▶ _課題文_
──────────────────────────────
国境を超えて個人、企業、国の活動を支えているインフラエンジニア。表に出てこない存在なので、何をやっているのかわからないという声をよく聞きます。
そこでインフラエンジニアになったら何をやるのか、そして将来どのような働き方を実現できるのかを紹介します。IT未経験者であっても、インフラエンジニアになることは可能です。
目次
インフラエンジニアとは
インフラエンジニアは、IT分野のインフラであるインターネット通信を24時間365日提供し続けています。すでに確立しているインターネット通信の監視や、新しく建設されたビルやオフィスでインターネット通信ができるように、様々な機器の設置や初期設定を行うのがインフラエンジニアの仕事です。
電気水道ガスが途絶えると困るのと同様に、ITインフラの供給が途切れると多大な数の人の生活に悪影響を及ぼしてしまいます。インターネット通信がなければ、メールの送受信もできなければ、ATMでお金をおろすこともできません。人目に触れることはほとんどありませんが、多くの人の生活を支える重要な仕事なのです。
──────────────────────────────
▶ _参考一覧_

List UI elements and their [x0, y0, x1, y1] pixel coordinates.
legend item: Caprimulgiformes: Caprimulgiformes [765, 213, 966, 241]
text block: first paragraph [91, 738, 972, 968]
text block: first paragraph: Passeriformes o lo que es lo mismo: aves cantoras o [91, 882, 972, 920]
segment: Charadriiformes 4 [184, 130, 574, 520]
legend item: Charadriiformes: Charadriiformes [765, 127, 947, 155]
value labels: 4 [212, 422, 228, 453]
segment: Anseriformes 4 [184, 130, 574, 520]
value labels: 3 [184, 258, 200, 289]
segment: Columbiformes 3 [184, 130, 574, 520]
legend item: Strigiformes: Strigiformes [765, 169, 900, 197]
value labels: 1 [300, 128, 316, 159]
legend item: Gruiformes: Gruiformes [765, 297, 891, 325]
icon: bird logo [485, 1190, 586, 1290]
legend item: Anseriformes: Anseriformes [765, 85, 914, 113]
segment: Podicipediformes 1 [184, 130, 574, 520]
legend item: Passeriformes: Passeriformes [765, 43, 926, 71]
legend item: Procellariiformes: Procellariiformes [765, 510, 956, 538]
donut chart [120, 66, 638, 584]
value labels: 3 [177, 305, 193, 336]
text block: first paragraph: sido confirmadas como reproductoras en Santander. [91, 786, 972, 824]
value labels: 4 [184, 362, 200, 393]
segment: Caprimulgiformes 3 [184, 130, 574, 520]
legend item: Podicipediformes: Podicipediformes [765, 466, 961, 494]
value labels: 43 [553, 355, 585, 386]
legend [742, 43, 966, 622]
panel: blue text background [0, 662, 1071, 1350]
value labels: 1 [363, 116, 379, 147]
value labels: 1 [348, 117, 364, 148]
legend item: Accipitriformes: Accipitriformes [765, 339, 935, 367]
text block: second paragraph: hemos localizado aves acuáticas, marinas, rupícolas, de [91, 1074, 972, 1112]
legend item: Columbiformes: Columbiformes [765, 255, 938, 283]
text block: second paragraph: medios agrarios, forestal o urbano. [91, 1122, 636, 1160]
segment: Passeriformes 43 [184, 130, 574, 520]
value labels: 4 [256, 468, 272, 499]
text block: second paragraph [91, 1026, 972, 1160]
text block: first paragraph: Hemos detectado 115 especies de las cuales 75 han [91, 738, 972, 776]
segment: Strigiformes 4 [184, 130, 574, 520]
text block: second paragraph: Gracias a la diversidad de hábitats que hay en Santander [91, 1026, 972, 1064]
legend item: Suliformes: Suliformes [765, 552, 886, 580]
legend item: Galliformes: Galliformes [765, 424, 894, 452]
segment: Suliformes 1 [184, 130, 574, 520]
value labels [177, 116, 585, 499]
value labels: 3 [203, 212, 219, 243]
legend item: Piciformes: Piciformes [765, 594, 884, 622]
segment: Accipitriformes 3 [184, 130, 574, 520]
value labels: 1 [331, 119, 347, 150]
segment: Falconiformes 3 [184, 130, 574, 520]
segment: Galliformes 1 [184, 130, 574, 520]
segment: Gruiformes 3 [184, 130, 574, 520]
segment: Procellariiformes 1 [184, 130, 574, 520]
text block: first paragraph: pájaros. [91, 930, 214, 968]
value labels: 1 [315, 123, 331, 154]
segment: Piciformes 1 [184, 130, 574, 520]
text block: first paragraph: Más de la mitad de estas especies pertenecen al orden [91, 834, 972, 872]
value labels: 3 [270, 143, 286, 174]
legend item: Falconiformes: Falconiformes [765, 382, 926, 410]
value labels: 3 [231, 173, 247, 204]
──────────────────────────────
▶ _練習問題_
[a] インフラエンジニアについての文章のうち、「国境を超えて個人、企業、国の」から「ジニアになることは可能です。」までの部分を、「IT未経験者」を「異業種からの転職者」に入れ替えて書き直しなさい。
[b] インフラエンジニアについての文章を、最後の文の後から書き継ぎなさい。
一覧は、インフラエンジニアについての文章とは別個の資料である。

▶ _解答_
[a]
国境を超えて個人、企業、国の活動を支えているインフラエンジニア。表に出てこない存在なので、何をやっているのかわからないという声をよく聞きます。
そこでインフラエンジニアになったら何をやるのか、そして将来どのような働き方を実現できるのかを紹介します。異業種からの転職者であっても、インフラエンジニアになることは可能です。

[b]
そもそもITの「インフラ」とは
インフラはインフラストラクチャー(infrastructure)の略で、土台、基盤という意味です。
普段私たちが利用しているITサービスを考えてみましょう。メール、スマホアプリ、インターネット検索がまず思い浮かぶと思います。
これらのITサービスの土台となるものは、インターネットやLANなどのネットワークや、サーバ・PC・スマホなどのハードウェア、そしてそのハードウェア上で動作するOSやミドルウェアです。
ITのインフラは、アプリケーションのように私たち利用者の目に触れるものではありませんが、普段の生活になくてはならないのです。
インフラエンジニアの種類
インフラエンジニアは、大きく分けてネットワークエンジニアとサーバエンジニアに分けられます。企業やプロジェクトによっては、データベースエンジニアを含む場合もあります。また、サーバエンジニアとインフラエンジニアの役割を明確に分けていることもあります。いずれにせよ、インフラエンジニアはネットワークにもサーバにも精通しているエンジニアと言えます。
キャリアパスを考えるにあたって、一つの分野でのスペシャリストを目指すか、幅広く活躍するゼネラリストを目指すかは誰もが迷うところだと思います。なので、どのような仕事があるかだけでも知っておき、選択肢の幅を広げておきましょう。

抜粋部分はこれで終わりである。